Layout annotation data:
= = = = =

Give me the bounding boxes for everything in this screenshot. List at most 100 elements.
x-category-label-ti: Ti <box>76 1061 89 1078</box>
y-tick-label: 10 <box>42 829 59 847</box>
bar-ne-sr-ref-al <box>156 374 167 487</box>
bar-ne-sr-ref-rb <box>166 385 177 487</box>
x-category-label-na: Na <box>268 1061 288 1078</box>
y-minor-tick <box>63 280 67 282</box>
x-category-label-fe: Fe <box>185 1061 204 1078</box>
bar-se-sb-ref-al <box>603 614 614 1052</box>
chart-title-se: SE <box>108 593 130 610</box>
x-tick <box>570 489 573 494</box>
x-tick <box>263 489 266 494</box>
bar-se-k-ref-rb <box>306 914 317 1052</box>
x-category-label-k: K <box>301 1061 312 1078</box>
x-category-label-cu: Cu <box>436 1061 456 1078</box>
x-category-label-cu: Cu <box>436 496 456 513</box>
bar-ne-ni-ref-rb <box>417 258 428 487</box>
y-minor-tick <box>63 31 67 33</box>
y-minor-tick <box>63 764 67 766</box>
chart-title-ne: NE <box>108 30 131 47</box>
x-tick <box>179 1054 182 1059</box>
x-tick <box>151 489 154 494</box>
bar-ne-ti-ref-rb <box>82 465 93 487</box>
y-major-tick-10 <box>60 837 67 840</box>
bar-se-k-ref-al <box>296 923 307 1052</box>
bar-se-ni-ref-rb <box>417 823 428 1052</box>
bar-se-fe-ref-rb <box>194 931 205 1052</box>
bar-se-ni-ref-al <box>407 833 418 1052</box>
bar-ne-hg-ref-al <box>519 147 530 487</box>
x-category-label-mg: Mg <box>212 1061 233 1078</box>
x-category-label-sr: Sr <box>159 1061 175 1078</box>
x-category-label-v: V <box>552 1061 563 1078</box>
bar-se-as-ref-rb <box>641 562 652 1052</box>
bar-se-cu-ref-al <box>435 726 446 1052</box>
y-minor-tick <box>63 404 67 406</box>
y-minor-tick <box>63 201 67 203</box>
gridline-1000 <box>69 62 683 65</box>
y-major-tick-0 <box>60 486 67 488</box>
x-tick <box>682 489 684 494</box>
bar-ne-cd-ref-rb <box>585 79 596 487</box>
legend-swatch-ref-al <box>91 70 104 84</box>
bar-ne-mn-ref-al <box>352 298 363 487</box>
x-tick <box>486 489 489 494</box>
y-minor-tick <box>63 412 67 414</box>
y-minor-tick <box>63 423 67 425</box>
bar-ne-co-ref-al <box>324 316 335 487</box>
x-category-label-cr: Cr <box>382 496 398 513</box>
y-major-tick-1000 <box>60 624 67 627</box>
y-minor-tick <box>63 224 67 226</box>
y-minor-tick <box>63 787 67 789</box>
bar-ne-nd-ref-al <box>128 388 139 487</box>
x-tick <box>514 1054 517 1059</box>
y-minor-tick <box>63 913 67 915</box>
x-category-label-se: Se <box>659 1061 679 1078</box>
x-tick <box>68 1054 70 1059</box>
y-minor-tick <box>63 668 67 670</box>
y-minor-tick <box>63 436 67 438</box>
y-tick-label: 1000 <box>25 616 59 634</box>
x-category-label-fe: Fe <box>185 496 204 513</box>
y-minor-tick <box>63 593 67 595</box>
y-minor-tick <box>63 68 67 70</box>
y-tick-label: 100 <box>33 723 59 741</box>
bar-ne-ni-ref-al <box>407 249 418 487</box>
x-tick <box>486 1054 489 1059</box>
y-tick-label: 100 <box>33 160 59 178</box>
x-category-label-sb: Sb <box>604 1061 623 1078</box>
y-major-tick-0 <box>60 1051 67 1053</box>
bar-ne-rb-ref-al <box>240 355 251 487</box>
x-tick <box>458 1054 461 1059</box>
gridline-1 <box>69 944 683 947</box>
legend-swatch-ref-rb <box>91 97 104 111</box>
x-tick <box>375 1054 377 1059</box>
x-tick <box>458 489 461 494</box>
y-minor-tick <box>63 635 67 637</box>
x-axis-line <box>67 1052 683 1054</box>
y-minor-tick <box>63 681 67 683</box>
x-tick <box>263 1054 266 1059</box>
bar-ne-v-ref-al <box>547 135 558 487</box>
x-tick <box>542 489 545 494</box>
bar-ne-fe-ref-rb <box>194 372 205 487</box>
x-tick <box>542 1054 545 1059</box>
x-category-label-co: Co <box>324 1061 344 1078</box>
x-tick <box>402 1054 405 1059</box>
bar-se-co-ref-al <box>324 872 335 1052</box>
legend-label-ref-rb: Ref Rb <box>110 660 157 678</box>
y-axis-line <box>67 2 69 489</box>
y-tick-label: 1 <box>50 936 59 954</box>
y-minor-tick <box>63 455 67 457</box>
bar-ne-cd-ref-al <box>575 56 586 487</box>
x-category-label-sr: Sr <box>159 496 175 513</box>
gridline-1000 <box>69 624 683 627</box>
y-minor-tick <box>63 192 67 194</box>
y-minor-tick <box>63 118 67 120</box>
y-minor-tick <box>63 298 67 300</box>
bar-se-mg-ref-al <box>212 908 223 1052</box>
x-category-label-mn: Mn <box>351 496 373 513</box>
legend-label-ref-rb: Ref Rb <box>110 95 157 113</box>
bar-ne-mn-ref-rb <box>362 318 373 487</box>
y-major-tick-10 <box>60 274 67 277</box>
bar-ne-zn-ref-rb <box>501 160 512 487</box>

= = = = =

## [Aim]
Render all of the lines above as a Markdown table with the columns "No." and "Line," numbering each row and leaving out any blank lines.

## [Solution for this exercise]
| No. | Line |
|---|---|
| 1 | Give me the bounding boxes for everything in this screenshot. List at most 100 elements. |
| 2 | x-category-label-ti: Ti <box>76 1061 89 1078</box> |
| 3 | y-tick-label: 10 <box>42 829 59 847</box> |
| 4 | bar-ne-sr-ref-al <box>156 374 167 487</box> |
| 5 | bar-ne-sr-ref-rb <box>166 385 177 487</box> |
| 6 | x-category-label-na: Na <box>268 1061 288 1078</box> |
| 7 | y-minor-tick <box>63 280 67 282</box> |
| 8 | x-category-label-fe: Fe <box>185 1061 204 1078</box> |
| 9 | bar-se-sb-ref-al <box>603 614 614 1052</box> |
| 10 | chart-title-se: SE <box>108 593 130 610</box> |
| 11 | x-tick <box>570 489 573 494</box> |
| 12 | x-tick <box>263 489 266 494</box> |
| 13 | bar-se-k-ref-rb <box>306 914 317 1052</box> |
| 14 | x-category-label-k: K <box>301 1061 312 1078</box> |
| 15 | x-category-label-cu: Cu <box>436 1061 456 1078</box> |
| 16 | x-category-label-cu: Cu <box>436 496 456 513</box> |
| 17 | bar-ne-ni-ref-rb <box>417 258 428 487</box> |
| 18 | y-minor-tick <box>63 31 67 33</box> |
| 19 | y-minor-tick <box>63 764 67 766</box> |
| 20 | chart-title-ne: NE <box>108 30 131 47</box> |
| 21 | x-tick <box>179 1054 182 1059</box> |
| 22 | x-tick <box>151 489 154 494</box> |
| 23 | bar-ne-ti-ref-rb <box>82 465 93 487</box> |
| 24 | y-major-tick-10 <box>60 837 67 840</box> |
| 25 | bar-se-k-ref-al <box>296 923 307 1052</box> |
| 26 | bar-se-ni-ref-rb <box>417 823 428 1052</box> |
| 27 | bar-se-fe-ref-rb <box>194 931 205 1052</box> |
| 28 | bar-se-ni-ref-al <box>407 833 418 1052</box> |
| 29 | bar-ne-hg-ref-al <box>519 147 530 487</box> |
| 30 | x-category-label-mg: Mg <box>212 1061 233 1078</box> |
| 31 | x-category-label-sr: Sr <box>159 1061 175 1078</box> |
| 32 | x-category-label-v: V <box>552 1061 563 1078</box> |
| 33 | bar-se-as-ref-rb <box>641 562 652 1052</box> |
| 34 | bar-se-cu-ref-al <box>435 726 446 1052</box> |
| 35 | y-minor-tick <box>63 404 67 406</box> |
| 36 | y-minor-tick <box>63 201 67 203</box> |
| 37 | gridline-1000 <box>69 62 683 65</box> |
| 38 | y-major-tick-0 <box>60 486 67 488</box> |
| 39 | x-tick <box>682 489 684 494</box> |
| 40 | bar-ne-cd-ref-rb <box>585 79 596 487</box> |
| 41 | legend-swatch-ref-al <box>91 70 104 84</box> |
| 42 | bar-ne-mn-ref-al <box>352 298 363 487</box> |
| 43 | x-tick <box>486 489 489 494</box> |
| 44 | y-minor-tick <box>63 412 67 414</box> |
| 45 | y-minor-tick <box>63 423 67 425</box> |
| 46 | bar-ne-co-ref-al <box>324 316 335 487</box> |
| 47 | x-category-label-cr: Cr <box>382 496 398 513</box> |
| 48 | y-major-tick-1000 <box>60 624 67 627</box> |
| 49 | y-minor-tick <box>63 224 67 226</box> |
| 50 | y-minor-tick <box>63 787 67 789</box> |
| 51 | bar-ne-nd-ref-al <box>128 388 139 487</box> |
| 52 | x-tick <box>514 1054 517 1059</box> |
| 53 | y-minor-tick <box>63 913 67 915</box> |
| 54 | x-category-label-se: Se <box>659 1061 679 1078</box> |
| 55 | x-tick <box>68 1054 70 1059</box> |
| 56 | y-minor-tick <box>63 668 67 670</box> |
| 57 | y-minor-tick <box>63 436 67 438</box> |
| 58 | y-tick-label: 1000 <box>25 616 59 634</box> |
| 59 | x-category-label-fe: Fe <box>185 496 204 513</box> |
| 60 | y-minor-tick <box>63 593 67 595</box> |
| 61 | y-minor-tick <box>63 68 67 70</box> |
| 62 | y-tick-label: 100 <box>33 723 59 741</box> |
| 63 | bar-ne-ni-ref-al <box>407 249 418 487</box> |
| 64 | x-tick <box>486 1054 489 1059</box> |
| 65 | y-tick-label: 100 <box>33 160 59 178</box> |
| 66 | x-category-label-sb: Sb <box>604 1061 623 1078</box> |
| 67 | y-major-tick-0 <box>60 1051 67 1053</box> |
| 68 | bar-ne-rb-ref-al <box>240 355 251 487</box> |
| 69 | x-tick <box>458 1054 461 1059</box> |
| 70 | gridline-1 <box>69 944 683 947</box> |
| 71 | legend-swatch-ref-rb <box>91 97 104 111</box> |
| 72 | x-tick <box>375 1054 377 1059</box> |
| 73 | x-tick <box>458 489 461 494</box> |
| 74 | y-minor-tick <box>63 635 67 637</box> |
| 75 | x-axis-line <box>67 1052 683 1054</box> |
| 76 | y-minor-tick <box>63 681 67 683</box> |
| 77 | x-tick <box>263 1054 266 1059</box> |
| 78 | bar-ne-v-ref-al <box>547 135 558 487</box> |
| 79 | x-tick <box>542 489 545 494</box> |
| 80 | bar-ne-fe-ref-rb <box>194 372 205 487</box> |
| 81 | x-tick <box>542 1054 545 1059</box> |
| 82 | x-category-label-co: Co <box>324 1061 344 1078</box> |
| 83 | x-tick <box>402 1054 405 1059</box> |
| 84 | bar-se-co-ref-al <box>324 872 335 1052</box> |
| 85 | legend-label-ref-rb: Ref Rb <box>110 660 157 678</box> |
| 86 | y-axis-line <box>67 2 69 489</box> |
| 87 | y-tick-label: 1 <box>50 936 59 954</box> |
| 88 | y-minor-tick <box>63 455 67 457</box> |
| 89 | bar-ne-cd-ref-al <box>575 56 586 487</box> |
| 90 | x-category-label-sr: Sr <box>159 496 175 513</box> |
| 91 | gridline-1000 <box>69 624 683 627</box> |
| 92 | y-minor-tick <box>63 192 67 194</box> |
| 93 | y-minor-tick <box>63 118 67 120</box> |
| 94 | y-minor-tick <box>63 298 67 300</box> |
| 95 | bar-se-mg-ref-al <box>212 908 223 1052</box> |
| 96 | x-category-label-mn: Mn <box>351 496 373 513</box> |
| 97 | legend-label-ref-rb: Ref Rb <box>110 95 157 113</box> |
| 98 | bar-ne-mn-ref-rb <box>362 318 373 487</box> |
| 99 | y-major-tick-10 <box>60 274 67 277</box> |
| 100 | bar-ne-zn-ref-rb <box>501 160 512 487</box> |